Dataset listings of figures

####################

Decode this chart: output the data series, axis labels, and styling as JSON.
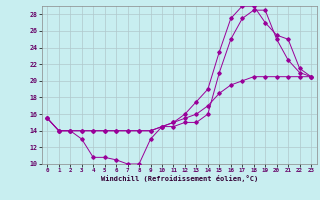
{
  "xlabel": "Windchill (Refroidissement éolien,°C)",
  "background_color": "#c8eef0",
  "grid_color": "#b0c8cc",
  "line_color": "#990099",
  "xlim": [
    -0.5,
    23.5
  ],
  "ylim": [
    10,
    29
  ],
  "yticks": [
    10,
    12,
    14,
    16,
    18,
    20,
    22,
    24,
    26,
    28
  ],
  "xticks": [
    0,
    1,
    2,
    3,
    4,
    5,
    6,
    7,
    8,
    9,
    10,
    11,
    12,
    13,
    14,
    15,
    16,
    17,
    18,
    19,
    20,
    21,
    22,
    23
  ],
  "line1_x": [
    0,
    1,
    2,
    3,
    4,
    5,
    6,
    7,
    8,
    9,
    10,
    11,
    12,
    13,
    14,
    15,
    16,
    17,
    18,
    19,
    20,
    21,
    22,
    23
  ],
  "line1_y": [
    15.5,
    14.0,
    14.0,
    13.0,
    10.8,
    10.8,
    10.5,
    10.0,
    10.0,
    13.0,
    14.5,
    14.5,
    15.0,
    15.0,
    16.0,
    21.0,
    25.0,
    27.5,
    28.5,
    28.5,
    25.0,
    22.5,
    21.0,
    20.5
  ],
  "line2_x": [
    0,
    1,
    2,
    3,
    4,
    5,
    6,
    7,
    8,
    9,
    10,
    11,
    12,
    13,
    14,
    15,
    16,
    17,
    18,
    19,
    20,
    21,
    22,
    23
  ],
  "line2_y": [
    15.5,
    14.0,
    14.0,
    14.0,
    14.0,
    14.0,
    14.0,
    14.0,
    14.0,
    14.0,
    14.5,
    15.0,
    16.0,
    17.5,
    19.0,
    23.5,
    27.5,
    29.0,
    29.0,
    27.0,
    25.5,
    25.0,
    21.5,
    20.5
  ],
  "line3_x": [
    0,
    1,
    2,
    3,
    4,
    5,
    6,
    7,
    8,
    9,
    10,
    11,
    12,
    13,
    14,
    15,
    16,
    17,
    18,
    19,
    20,
    21,
    22,
    23
  ],
  "line3_y": [
    15.5,
    14.0,
    14.0,
    14.0,
    14.0,
    14.0,
    14.0,
    14.0,
    14.0,
    14.0,
    14.5,
    15.0,
    15.5,
    16.0,
    17.0,
    18.5,
    19.5,
    20.0,
    20.5,
    20.5,
    20.5,
    20.5,
    20.5,
    20.5
  ]
}
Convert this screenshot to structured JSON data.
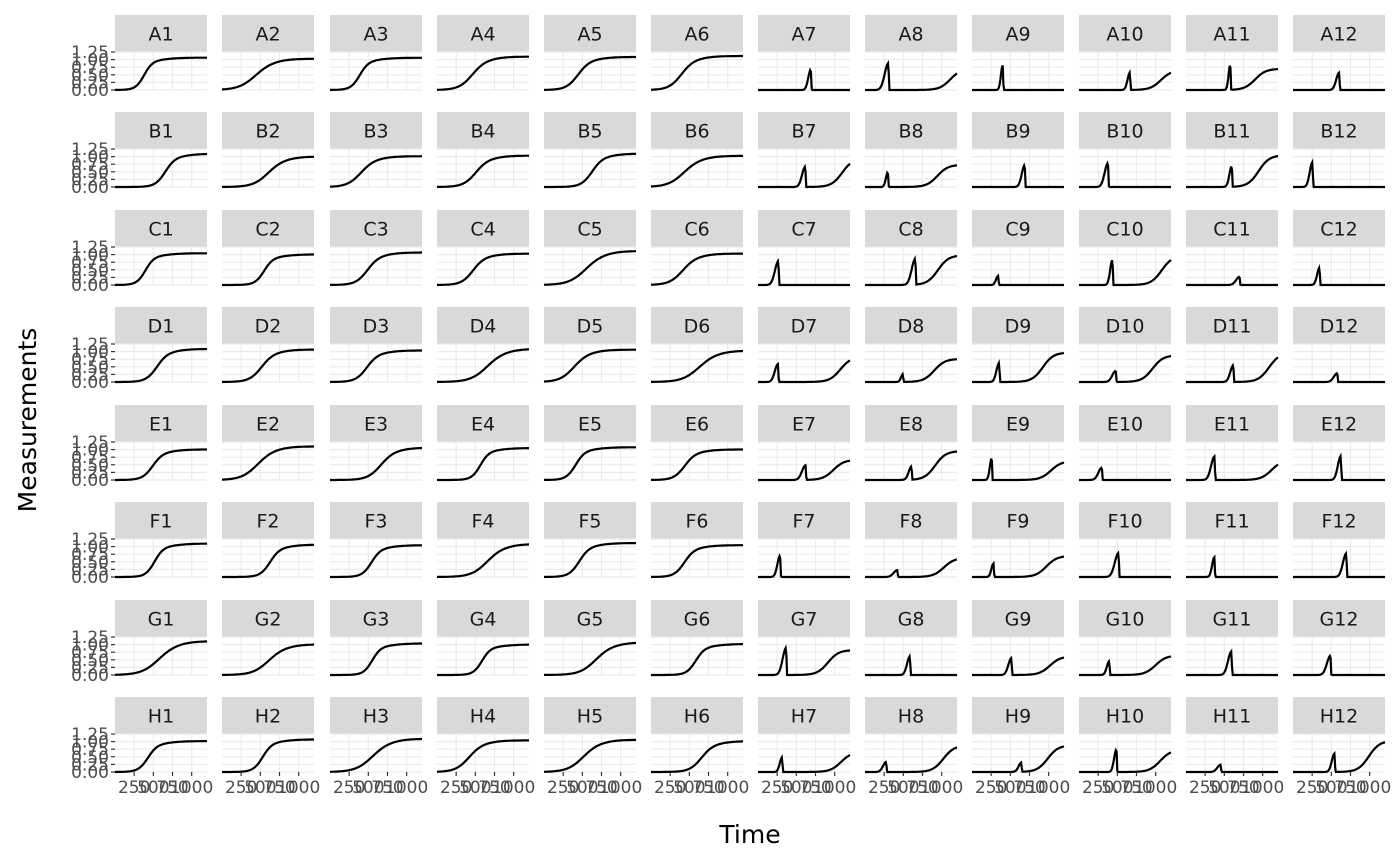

####################

Reproduce the whole listing exactly, but not the images in it.

Result
Decode this chart: output the data series, axis labels, and styling as JSON.
{
  "xlabel": "Windchill (Refroidissement éolien,°C)",
  "background_color": "#c8eef0",
  "grid_color": "#b0c8cc",
  "line_color": "#990099",
  "xlim": [
    -0.5,
    23.5
  ],
  "ylim": [
    10,
    29
  ],
  "yticks": [
    10,
    12,
    14,
    16,
    18,
    20,
    22,
    24,
    26,
    28
  ],
  "xticks": [
    0,
    1,
    2,
    3,
    4,
    5,
    6,
    7,
    8,
    9,
    10,
    11,
    12,
    13,
    14,
    15,
    16,
    17,
    18,
    19,
    20,
    21,
    22,
    23
  ],
  "line1_x": [
    0,
    1,
    2,
    3,
    4,
    5,
    6,
    7,
    8,
    9,
    10,
    11,
    12,
    13,
    14,
    15,
    16,
    17,
    18,
    19,
    20,
    21,
    22,
    23
  ],
  "line1_y": [
    15.5,
    14.0,
    14.0,
    13.0,
    10.8,
    10.8,
    10.5,
    10.0,
    10.0,
    13.0,
    14.5,
    14.5,
    15.0,
    15.0,
    16.0,
    21.0,
    25.0,
    27.5,
    28.5,
    28.5,
    25.0,
    22.5,
    21.0,
    20.5
  ],
  "line2_x": [
    0,
    1,
    2,
    3,
    4,
    5,
    6,
    7,
    8,
    9,
    10,
    11,
    12,
    13,
    14,
    15,
    16,
    17,
    18,
    19,
    20,
    21,
    22,
    23
  ],
  "line2_y": [
    15.5,
    14.0,
    14.0,
    14.0,
    14.0,
    14.0,
    14.0,
    14.0,
    14.0,
    14.0,
    14.5,
    15.0,
    16.0,
    17.5,
    19.0,
    23.5,
    27.5,
    29.0,
    29.0,
    27.0,
    25.5,
    25.0,
    21.5,
    20.5
  ],
  "line3_x": [
    0,
    1,
    2,
    3,
    4,
    5,
    6,
    7,
    8,
    9,
    10,
    11,
    12,
    13,
    14,
    15,
    16,
    17,
    18,
    19,
    20,
    21,
    22,
    23
  ],
  "line3_y": [
    15.5,
    14.0,
    14.0,
    14.0,
    14.0,
    14.0,
    14.0,
    14.0,
    14.0,
    14.0,
    14.5,
    15.0,
    15.5,
    16.0,
    17.0,
    18.5,
    19.5,
    20.0,
    20.5,
    20.5,
    20.5,
    20.5,
    20.5,
    20.5
  ]
}
Convert this screenshot to structured JSON data.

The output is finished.